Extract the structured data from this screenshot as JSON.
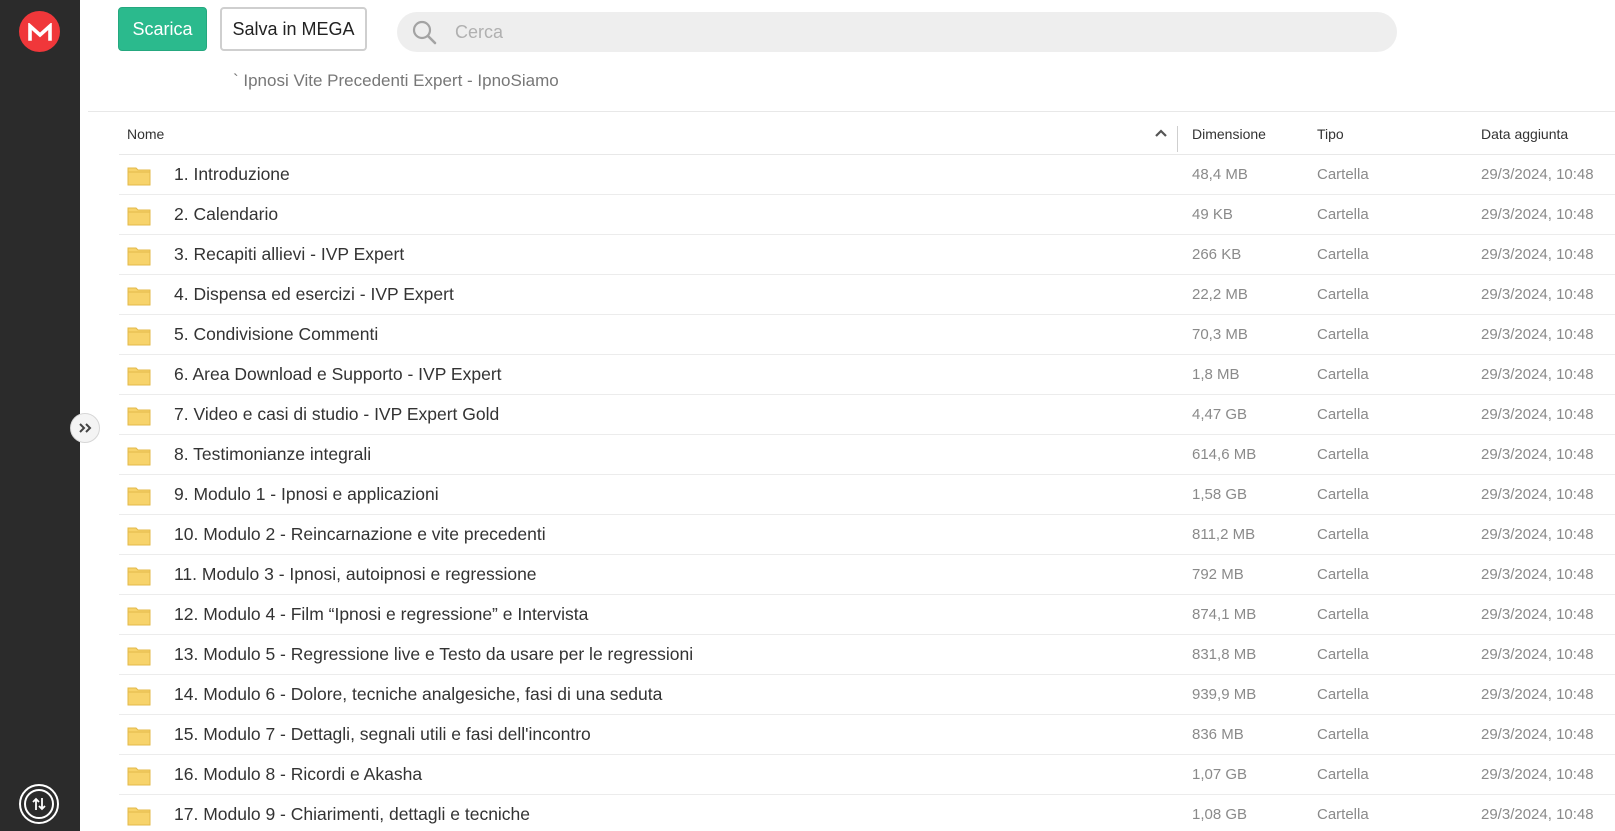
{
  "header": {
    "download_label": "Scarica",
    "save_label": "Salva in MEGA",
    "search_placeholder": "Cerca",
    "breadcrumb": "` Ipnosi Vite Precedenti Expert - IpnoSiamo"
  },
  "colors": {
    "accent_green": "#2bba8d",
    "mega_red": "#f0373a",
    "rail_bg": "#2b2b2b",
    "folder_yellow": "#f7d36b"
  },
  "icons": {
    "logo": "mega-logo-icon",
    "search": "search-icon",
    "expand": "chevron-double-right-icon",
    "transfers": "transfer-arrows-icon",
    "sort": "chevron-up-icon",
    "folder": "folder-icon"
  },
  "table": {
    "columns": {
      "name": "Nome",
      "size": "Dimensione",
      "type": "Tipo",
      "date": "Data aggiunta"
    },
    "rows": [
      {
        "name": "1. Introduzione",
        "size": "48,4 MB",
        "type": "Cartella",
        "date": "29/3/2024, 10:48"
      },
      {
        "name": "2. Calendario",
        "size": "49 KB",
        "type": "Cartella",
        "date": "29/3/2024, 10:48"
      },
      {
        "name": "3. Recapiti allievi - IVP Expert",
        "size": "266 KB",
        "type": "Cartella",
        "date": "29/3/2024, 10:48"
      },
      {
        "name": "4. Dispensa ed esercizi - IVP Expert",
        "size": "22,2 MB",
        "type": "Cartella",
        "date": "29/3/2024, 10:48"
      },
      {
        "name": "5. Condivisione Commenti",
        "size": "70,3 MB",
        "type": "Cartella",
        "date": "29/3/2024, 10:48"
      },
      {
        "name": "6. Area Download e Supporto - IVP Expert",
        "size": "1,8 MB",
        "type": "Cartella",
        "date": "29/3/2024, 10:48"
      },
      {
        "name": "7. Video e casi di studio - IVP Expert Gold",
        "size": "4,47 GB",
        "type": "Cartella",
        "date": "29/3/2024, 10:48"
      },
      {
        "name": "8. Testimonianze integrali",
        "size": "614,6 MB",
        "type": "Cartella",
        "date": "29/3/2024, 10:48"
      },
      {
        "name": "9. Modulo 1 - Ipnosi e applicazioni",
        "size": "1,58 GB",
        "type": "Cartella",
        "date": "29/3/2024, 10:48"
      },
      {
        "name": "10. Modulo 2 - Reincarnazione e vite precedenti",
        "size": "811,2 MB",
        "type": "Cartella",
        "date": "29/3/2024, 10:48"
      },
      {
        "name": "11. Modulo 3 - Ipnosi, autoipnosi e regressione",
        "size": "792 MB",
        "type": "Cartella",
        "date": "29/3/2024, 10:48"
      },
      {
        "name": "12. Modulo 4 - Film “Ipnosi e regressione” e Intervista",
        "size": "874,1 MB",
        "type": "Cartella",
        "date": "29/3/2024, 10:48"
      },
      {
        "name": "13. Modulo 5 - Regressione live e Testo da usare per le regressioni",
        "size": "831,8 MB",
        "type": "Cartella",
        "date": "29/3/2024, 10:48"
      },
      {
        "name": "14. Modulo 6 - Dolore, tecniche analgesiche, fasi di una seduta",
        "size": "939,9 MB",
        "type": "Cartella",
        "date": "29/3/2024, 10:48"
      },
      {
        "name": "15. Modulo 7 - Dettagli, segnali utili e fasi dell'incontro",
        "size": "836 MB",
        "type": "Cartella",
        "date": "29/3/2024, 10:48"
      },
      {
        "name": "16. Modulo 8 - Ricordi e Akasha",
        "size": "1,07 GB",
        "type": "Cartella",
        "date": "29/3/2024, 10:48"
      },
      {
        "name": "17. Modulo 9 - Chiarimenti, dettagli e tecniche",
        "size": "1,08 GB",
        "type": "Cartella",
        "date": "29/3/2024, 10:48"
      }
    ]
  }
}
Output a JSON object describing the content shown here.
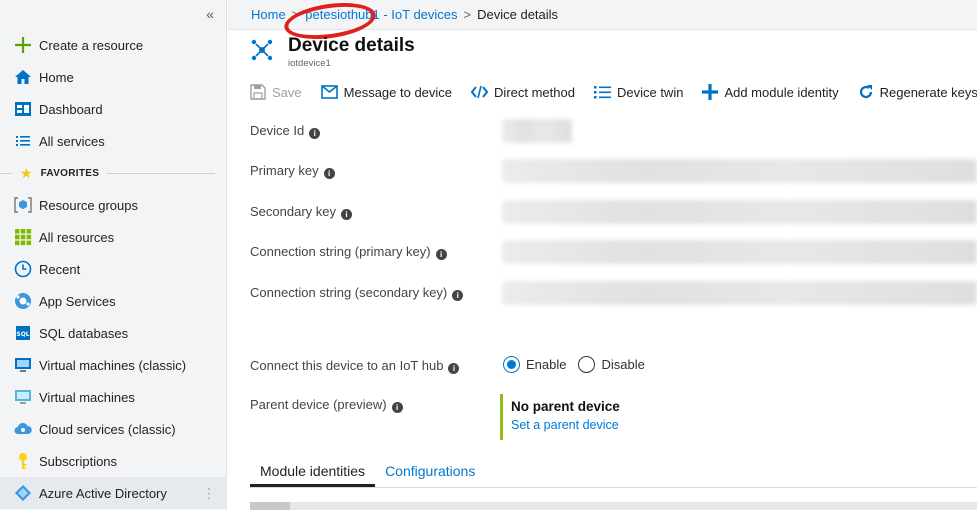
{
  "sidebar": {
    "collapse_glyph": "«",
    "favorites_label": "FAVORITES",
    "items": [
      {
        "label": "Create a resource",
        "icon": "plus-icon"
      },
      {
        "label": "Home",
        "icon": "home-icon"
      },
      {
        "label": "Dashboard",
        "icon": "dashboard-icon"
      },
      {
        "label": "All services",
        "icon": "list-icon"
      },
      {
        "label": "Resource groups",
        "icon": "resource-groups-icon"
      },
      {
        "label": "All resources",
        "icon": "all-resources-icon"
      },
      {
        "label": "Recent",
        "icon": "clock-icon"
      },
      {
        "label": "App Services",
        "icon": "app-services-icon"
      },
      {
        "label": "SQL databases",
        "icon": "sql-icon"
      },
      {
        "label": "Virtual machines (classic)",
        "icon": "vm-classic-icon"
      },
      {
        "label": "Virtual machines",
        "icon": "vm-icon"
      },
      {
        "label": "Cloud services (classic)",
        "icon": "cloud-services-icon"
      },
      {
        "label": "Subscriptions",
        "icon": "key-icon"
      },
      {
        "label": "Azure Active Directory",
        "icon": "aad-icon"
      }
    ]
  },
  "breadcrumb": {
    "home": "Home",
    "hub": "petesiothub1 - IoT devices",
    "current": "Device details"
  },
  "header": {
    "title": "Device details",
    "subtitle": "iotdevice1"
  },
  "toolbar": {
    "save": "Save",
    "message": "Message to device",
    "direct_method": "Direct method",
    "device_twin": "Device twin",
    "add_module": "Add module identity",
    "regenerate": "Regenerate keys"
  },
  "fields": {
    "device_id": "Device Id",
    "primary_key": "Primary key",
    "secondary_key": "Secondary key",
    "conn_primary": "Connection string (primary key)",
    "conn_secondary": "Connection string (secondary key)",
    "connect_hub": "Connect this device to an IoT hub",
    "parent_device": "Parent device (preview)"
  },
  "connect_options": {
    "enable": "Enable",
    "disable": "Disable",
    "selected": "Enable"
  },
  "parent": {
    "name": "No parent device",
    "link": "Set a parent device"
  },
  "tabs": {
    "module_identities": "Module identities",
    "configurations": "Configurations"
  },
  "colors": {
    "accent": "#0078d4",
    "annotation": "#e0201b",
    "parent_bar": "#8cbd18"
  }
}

───

> **Written request**:
Note each line of the entries that has "fasi" in it, and copy those lines.

> **Response to this exercise**:
        "name": "14. Modulo 6 - Dolore, tecniche analgesiche, fasi di una seduta",
        "name": "15. Modulo 7 - Dettagli, segnali utili e fasi dell'incontro",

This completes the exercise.